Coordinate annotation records
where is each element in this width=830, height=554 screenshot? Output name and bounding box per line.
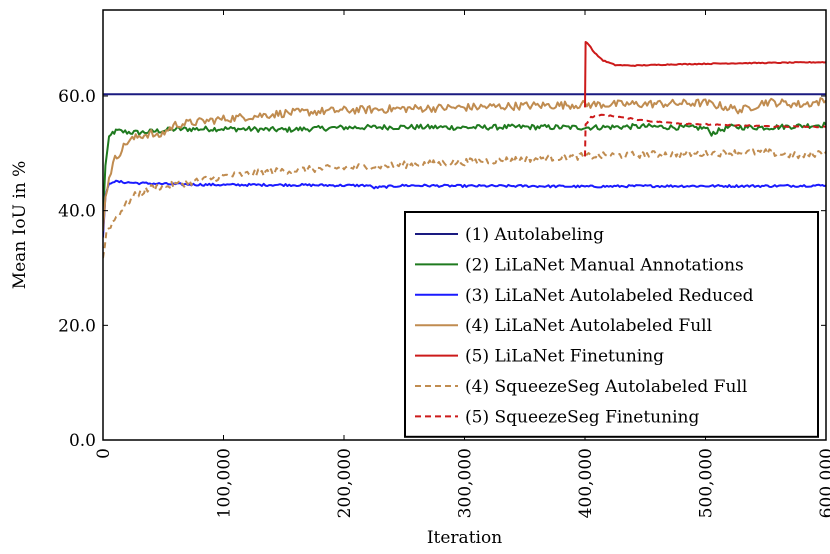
legend-entry-label: (2) LiLaNet Manual Annotations <box>465 255 744 275</box>
legend-entry-label: (4) LiLaNet Autolabeled Full <box>465 316 712 336</box>
x-tick-label: 300,000 <box>456 448 476 518</box>
legend-entry-label: (1) Autolabeling <box>465 225 604 245</box>
series-layer <box>103 40 826 259</box>
y-tick-label: 20.0 <box>58 316 96 336</box>
x-tick-label: 100,000 <box>215 448 235 518</box>
x-tick-label: 500,000 <box>697 448 717 518</box>
legend-entry-label: (3) LiLaNet Autolabeled Reduced <box>465 286 754 306</box>
y-tick-label: 40.0 <box>58 202 96 222</box>
legend-box <box>404 211 819 438</box>
ticks-layer: 0 100,000 200,000 300,000 400,000 500,000 600,… <box>58 10 830 518</box>
legend-entry-label: (4) SqueezeSeg Autolabeled Full <box>465 377 747 397</box>
series-line-7 <box>584 113 826 157</box>
series-line-4 <box>103 97 826 232</box>
x-tick-label: 0 <box>94 448 114 459</box>
x-axis-label: Iteration <box>427 528 502 548</box>
x-tick-label: 400,000 <box>576 448 596 518</box>
y-axis-label: Mean IoU in % <box>10 161 30 290</box>
x-tick-label: 600,000 <box>817 448 830 518</box>
series-line-6 <box>103 148 826 259</box>
series-line-3 <box>103 179 826 238</box>
y-tick-label: 0.0 <box>69 431 96 451</box>
y-tick-label: 60.0 <box>58 87 96 107</box>
x-tick-label: 200,000 <box>335 448 355 518</box>
legend-entry-label: (5) SqueezeSeg Finetuning <box>465 407 699 427</box>
series-line-5 <box>584 40 826 108</box>
legend-entry-label: (5) LiLaNet Finetuning <box>465 347 664 367</box>
legend: (1) Autolabeling (2) LiLaNet Manual Annot… <box>404 211 819 438</box>
series-line-2 <box>103 121 826 219</box>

Task details - Rewrite the listing above with every "legend-entry-label" changed to "legend-item-label", keeping all other text the same. Omit the pictures.

Response to the task -
where is each element in this width=830, height=554 screenshot? Output name and bounding box per line.
legend-item-label: (2) LiLaNet Manual Annotations <box>465 255 744 275</box>
legend-item-label: (4) LiLaNet Autolabeled Full <box>465 316 712 336</box>
x-tick-label: 300,000 <box>456 448 476 518</box>
legend-item-label: (1) Autolabeling <box>465 225 604 245</box>
series-layer <box>103 40 826 259</box>
y-tick-label: 20.0 <box>58 316 96 336</box>
x-tick-label: 100,000 <box>215 448 235 518</box>
x-tick-label: 500,000 <box>697 448 717 518</box>
legend-item-label: (3) LiLaNet Autolabeled Reduced <box>465 286 754 306</box>
y-tick-label: 40.0 <box>58 202 96 222</box>
legend-box <box>404 211 819 438</box>
ticks-layer: 0 100,000 200,000 300,000 400,000 500,000 600,… <box>58 10 830 518</box>
legend-item-label: (4) SqueezeSeg Autolabeled Full <box>465 377 747 397</box>
series-line-7 <box>584 113 826 157</box>
series-line-4 <box>103 97 826 232</box>
x-tick-label: 0 <box>94 448 114 459</box>
x-axis-label: Iteration <box>427 528 502 548</box>
x-tick-label: 400,000 <box>576 448 596 518</box>
y-axis-label: Mean IoU in % <box>10 161 30 290</box>
x-tick-label: 600,000 <box>817 448 830 518</box>
series-line-6 <box>103 148 826 259</box>
series-line-3 <box>103 179 826 238</box>
y-tick-label: 0.0 <box>69 431 96 451</box>
y-tick-label: 60.0 <box>58 87 96 107</box>
x-tick-label: 200,000 <box>335 448 355 518</box>
legend-item-label: (5) SqueezeSeg Finetuning <box>465 407 699 427</box>
series-line-5 <box>584 40 826 108</box>
legend-item-label: (5) LiLaNet Finetuning <box>465 347 664 367</box>
legend: (1) Autolabeling (2) LiLaNet Manual Annot… <box>404 211 819 438</box>
series-line-2 <box>103 121 826 219</box>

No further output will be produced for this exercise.